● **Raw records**
○ ○ ○

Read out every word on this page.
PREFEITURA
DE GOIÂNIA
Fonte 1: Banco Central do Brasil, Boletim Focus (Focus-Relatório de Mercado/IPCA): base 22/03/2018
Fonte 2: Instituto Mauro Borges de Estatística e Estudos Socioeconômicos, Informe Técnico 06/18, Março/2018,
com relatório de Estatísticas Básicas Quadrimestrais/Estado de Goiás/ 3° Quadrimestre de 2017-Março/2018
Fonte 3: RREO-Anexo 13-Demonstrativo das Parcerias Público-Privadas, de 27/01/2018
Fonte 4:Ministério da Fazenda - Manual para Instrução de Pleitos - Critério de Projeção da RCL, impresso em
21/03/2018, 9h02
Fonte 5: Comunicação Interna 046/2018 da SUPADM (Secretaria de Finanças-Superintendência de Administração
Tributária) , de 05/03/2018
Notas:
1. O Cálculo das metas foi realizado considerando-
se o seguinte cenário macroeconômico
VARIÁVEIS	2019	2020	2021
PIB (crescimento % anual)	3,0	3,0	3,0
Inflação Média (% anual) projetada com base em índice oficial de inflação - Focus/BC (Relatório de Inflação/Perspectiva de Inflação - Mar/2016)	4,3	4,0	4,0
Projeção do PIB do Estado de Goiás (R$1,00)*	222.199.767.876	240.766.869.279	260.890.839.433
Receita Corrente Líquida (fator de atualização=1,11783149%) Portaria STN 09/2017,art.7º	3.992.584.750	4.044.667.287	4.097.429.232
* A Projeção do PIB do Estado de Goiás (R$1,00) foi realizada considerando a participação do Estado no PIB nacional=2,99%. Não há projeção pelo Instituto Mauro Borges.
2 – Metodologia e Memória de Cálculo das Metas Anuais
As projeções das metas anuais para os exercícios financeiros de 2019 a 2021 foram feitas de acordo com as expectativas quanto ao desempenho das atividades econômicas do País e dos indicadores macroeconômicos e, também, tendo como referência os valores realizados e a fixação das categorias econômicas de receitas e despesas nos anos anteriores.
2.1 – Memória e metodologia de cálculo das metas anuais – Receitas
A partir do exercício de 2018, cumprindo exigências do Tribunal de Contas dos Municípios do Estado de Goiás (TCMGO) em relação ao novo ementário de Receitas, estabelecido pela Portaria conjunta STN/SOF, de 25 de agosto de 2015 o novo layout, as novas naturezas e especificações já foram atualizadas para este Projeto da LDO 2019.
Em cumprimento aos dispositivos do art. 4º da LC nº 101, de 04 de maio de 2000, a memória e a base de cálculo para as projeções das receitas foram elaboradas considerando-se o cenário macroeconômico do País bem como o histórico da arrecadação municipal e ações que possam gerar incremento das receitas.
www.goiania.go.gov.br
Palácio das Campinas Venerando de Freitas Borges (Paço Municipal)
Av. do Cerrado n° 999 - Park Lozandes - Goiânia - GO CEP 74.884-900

○ ○ ○

● **Given request**
Exactly as shown, repeat every record.

● **Exercise solution**
Read out every word on this page.
PREFEITURA
DE GOIÂNIA
Fonte 1: Banco Central do Brasil, Boletim Focus (Focus-Relatório de Mercado/IPCA): base 22/03/2018
Fonte 2: Instituto Mauro Borges de Estatística e Estudos Socioeconômicos, Informe Técnico 06/18, Março/2018,
com relatório de Estatísticas Básicas Quadrimestrais/Estado de Goiás/ 3° Quadrimestre de 2017-Março/2018
Fonte 3: RREO-Anexo 13-Demonstrativo das Parcerias Público-Privadas, de 27/01/2018
Fonte 4:Ministério da Fazenda - Manual para Instrução de Pleitos - Critério de Projeção da RCL, impresso em
21/03/2018, 9h02
Fonte 5: Comunicação Interna 046/2018 da SUPADM (Secretaria de Finanças-Superintendência de Administração
Tributária) , de 05/03/2018
Notas:
1. O Cálculo das metas foi realizado considerando-
se o seguinte cenário macroeconômico
VARIÁVEIS	2019	2020	2021
PIB (crescimento % anual)	3,0	3,0	3,0
Inflação Média (% anual) projetada com base em índice oficial de inflação - Focus/BC (Relatório de Inflação/Perspectiva de Inflação - Mar/2016)	4,3	4,0	4,0
Projeção do PIB do Estado de Goiás (R$1,00)*	222.199.767.876	240.766.869.279	260.890.839.433
Receita Corrente Líquida (fator de atualização=1,11783149%) Portaria STN 09/2017,art.7º	3.992.584.750	4.044.667.287	4.097.429.232
* A Projeção do PIB do Estado de Goiás (R$1,00) foi realizada considerando a participação do Estado no PIB nacional=2,99%. Não há projeção pelo Instituto Mauro Borges.
2 – Metodologia e Memória de Cálculo das Metas Anuais
As projeções das metas anuais para os exercícios financeiros de 2019 a 2021 foram feitas de acordo com as expectativas quanto ao desempenho das atividades econômicas do País e dos indicadores macroeconômicos e, também, tendo como referência os valores realizados e a fixação das categorias econômicas de receitas e despesas nos anos anteriores.
2.1 – Memória e metodologia de cálculo das metas anuais – Receitas
A partir do exercício de 2018, cumprindo exigências do Tribunal de Contas dos Municípios do Estado de Goiás (TCMGO) em relação ao novo ementário de Receitas, estabelecido pela Portaria conjunta STN/SOF, de 25 de agosto de 2015 o novo layout, as novas naturezas e especificações já foram atualizadas para este Projeto da LDO 2019.
Em cumprimento aos dispositivos do art. 4º da LC nº 101, de 04 de maio de 2000, a memória e a base de cálculo para as projeções das receitas foram elaboradas considerando-se o cenário macroeconômico do País bem como o histórico da arrecadação municipal e ações que possam gerar incremento das receitas.
www.goiania.go.gov.br
Palácio das Campinas Venerando de Freitas Borges (Paço Municipal)
Av. do Cerrado n° 999 - Park Lozandes - Goiânia - GO CEP 74.884-900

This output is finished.